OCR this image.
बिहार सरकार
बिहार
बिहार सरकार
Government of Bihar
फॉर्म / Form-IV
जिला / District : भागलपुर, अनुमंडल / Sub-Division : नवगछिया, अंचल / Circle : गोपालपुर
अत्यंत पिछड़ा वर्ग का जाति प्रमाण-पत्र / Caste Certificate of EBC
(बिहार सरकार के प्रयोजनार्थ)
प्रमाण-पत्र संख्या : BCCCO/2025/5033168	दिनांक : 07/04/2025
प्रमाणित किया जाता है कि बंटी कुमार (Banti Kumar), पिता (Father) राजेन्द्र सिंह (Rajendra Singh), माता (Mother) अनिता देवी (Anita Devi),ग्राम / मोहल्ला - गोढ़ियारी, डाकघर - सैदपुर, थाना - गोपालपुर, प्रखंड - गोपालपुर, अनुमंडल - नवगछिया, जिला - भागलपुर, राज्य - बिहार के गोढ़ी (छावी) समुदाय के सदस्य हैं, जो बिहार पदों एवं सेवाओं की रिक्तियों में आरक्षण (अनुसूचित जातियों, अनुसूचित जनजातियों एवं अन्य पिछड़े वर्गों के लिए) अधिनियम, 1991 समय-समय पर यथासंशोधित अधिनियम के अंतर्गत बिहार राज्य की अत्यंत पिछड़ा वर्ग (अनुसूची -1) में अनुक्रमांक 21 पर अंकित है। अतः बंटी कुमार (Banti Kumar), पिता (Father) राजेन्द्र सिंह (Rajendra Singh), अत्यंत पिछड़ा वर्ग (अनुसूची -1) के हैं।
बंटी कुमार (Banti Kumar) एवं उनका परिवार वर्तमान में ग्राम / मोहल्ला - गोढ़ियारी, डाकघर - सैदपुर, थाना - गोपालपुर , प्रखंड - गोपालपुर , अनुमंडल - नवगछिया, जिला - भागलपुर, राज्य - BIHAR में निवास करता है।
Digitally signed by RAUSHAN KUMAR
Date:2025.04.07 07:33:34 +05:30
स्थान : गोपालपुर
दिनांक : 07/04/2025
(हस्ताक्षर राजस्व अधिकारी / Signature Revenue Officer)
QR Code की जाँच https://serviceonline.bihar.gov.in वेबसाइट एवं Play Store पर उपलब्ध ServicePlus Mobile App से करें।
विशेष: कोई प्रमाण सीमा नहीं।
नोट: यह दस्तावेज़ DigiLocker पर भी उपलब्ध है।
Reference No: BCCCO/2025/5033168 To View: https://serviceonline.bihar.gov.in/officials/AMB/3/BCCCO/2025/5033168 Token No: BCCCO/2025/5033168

==

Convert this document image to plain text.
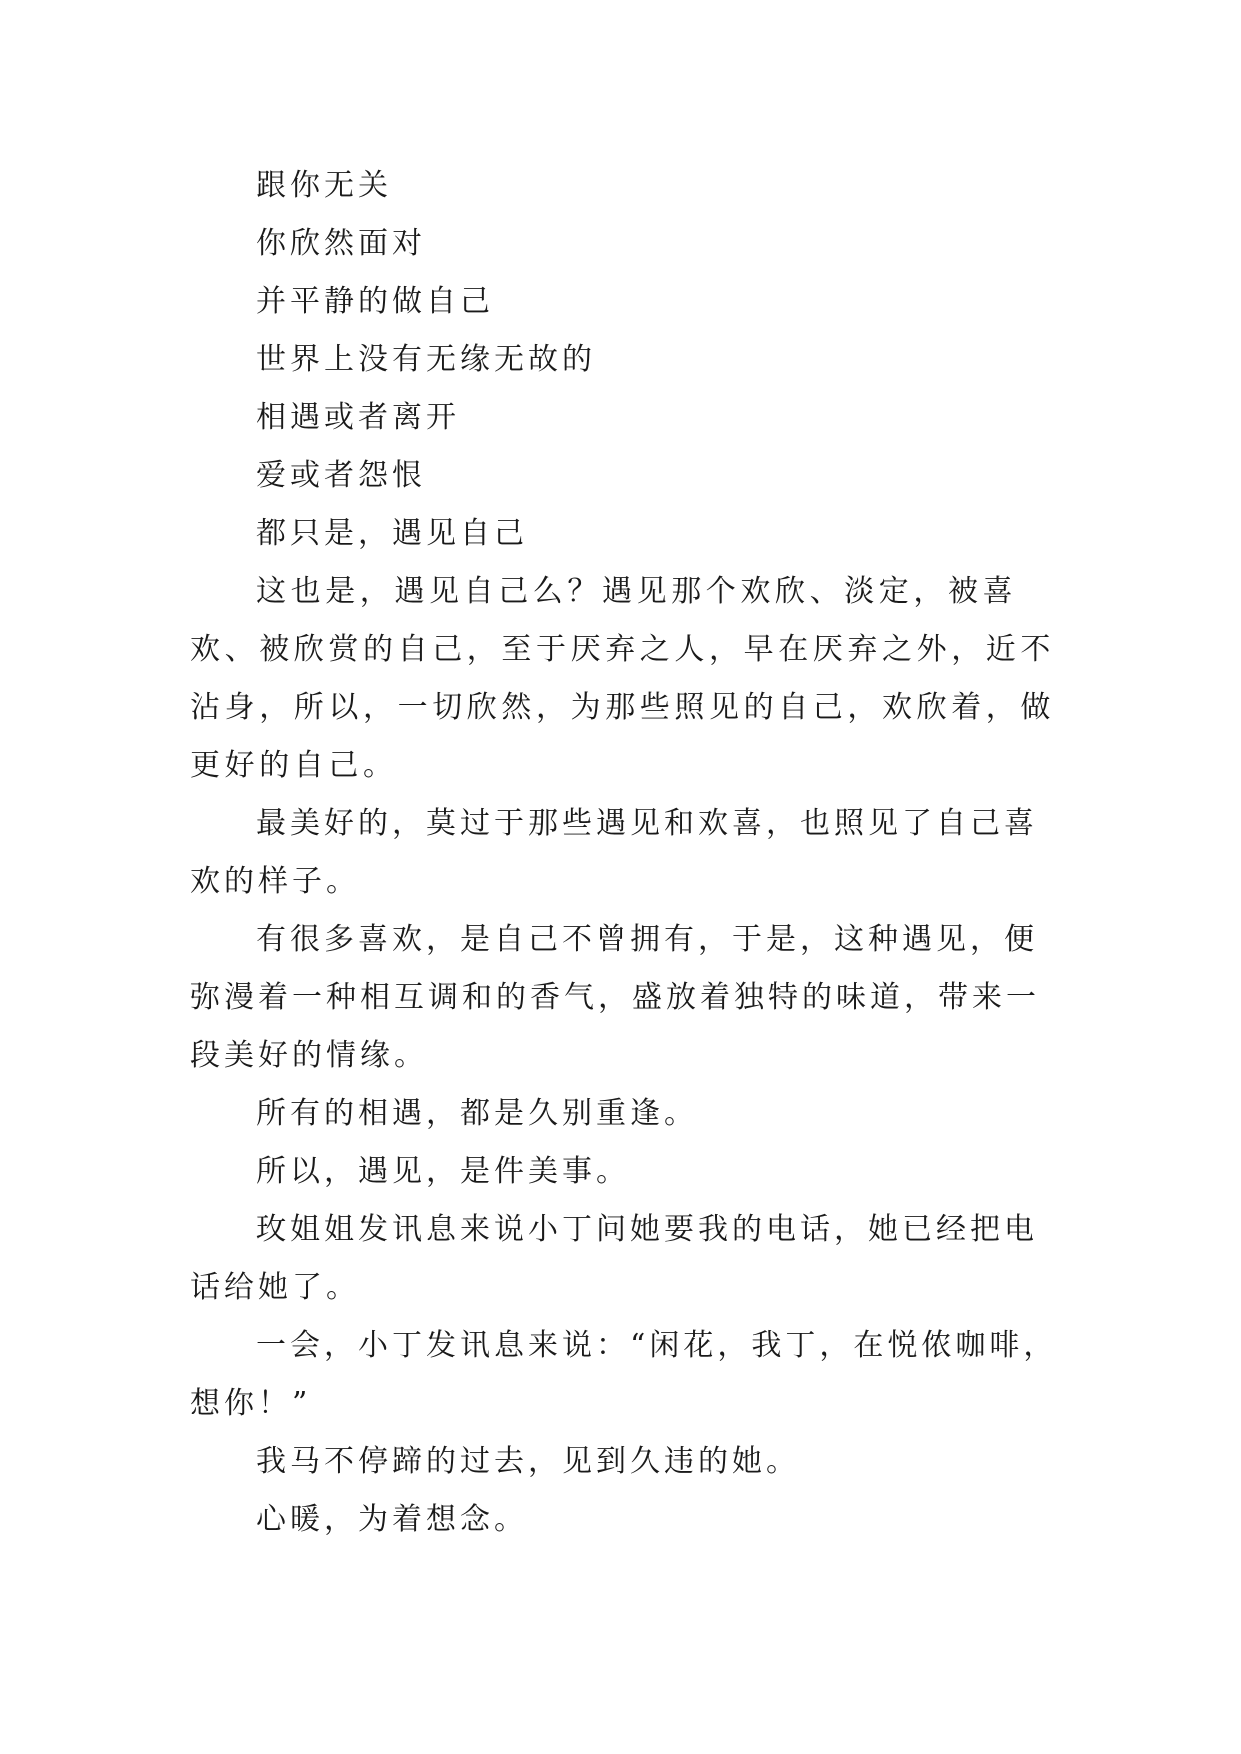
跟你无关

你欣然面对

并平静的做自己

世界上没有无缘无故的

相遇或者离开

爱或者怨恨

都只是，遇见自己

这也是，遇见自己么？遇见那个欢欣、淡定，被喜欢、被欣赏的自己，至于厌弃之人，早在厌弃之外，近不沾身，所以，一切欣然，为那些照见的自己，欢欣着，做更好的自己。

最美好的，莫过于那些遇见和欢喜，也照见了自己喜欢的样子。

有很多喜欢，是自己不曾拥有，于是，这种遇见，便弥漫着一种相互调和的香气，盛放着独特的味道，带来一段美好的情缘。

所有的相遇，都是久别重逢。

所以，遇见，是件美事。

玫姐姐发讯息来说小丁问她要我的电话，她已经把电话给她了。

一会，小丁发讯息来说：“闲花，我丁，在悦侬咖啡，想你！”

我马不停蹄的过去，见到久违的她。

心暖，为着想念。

→ **Given task**: Copy each line above where the string "Banti" occurs.

→ **Written answer**:
प्रमाणित किया जाता है कि बंटी कुमार (Banti Kumar), पिता (Father) राजेन्द्र सिंह (Rajendra Singh), माता (Mother) अनिता देवी (Anita Devi),ग्राम / मोहल्ला - गोढ़ियारी, डाकघर - सैदपुर, थाना - गोपालपुर, प्रखंड - गोपालपुर, अनुमंडल - नवगछिया, जिला - भागलपुर, राज्य - बिहार के गोढ़ी (छावी) समुदाय के सदस्य हैं, जो बिहार पदों एवं सेवाओं की रिक्तियों में आरक्षण (अनुसूचित जातियों, अनुसूचित जनजातियों एवं अन्य पिछड़े वर्गों के लिए) अधिनियम, 1991 समय-समय पर यथासंशोधित अधिनियम के अंतर्गत बिहार राज्य की अत्यंत पिछड़ा वर्ग (अनुसूची -1) में अनुक्रमांक 21 पर अंकित है। अतः बंटी कुमार (Banti Kumar), पिता (Father) राजेन्द्र सिंह (Rajendra Singh), अत्यंत पिछड़ा वर्ग (अनुसूची -1) के हैं।
बंटी कुमार (Banti Kumar) एवं उनका परिवार वर्तमान में ग्राम / मोहल्ला - गोढ़ियारी, डाकघर - सैदपुर, थाना - गोपालपुर , प्रखंड - गोपालपुर , अनुमंडल - नवगछिया, जिला - भागलपुर, राज्य - BIHAR में निवास करता है।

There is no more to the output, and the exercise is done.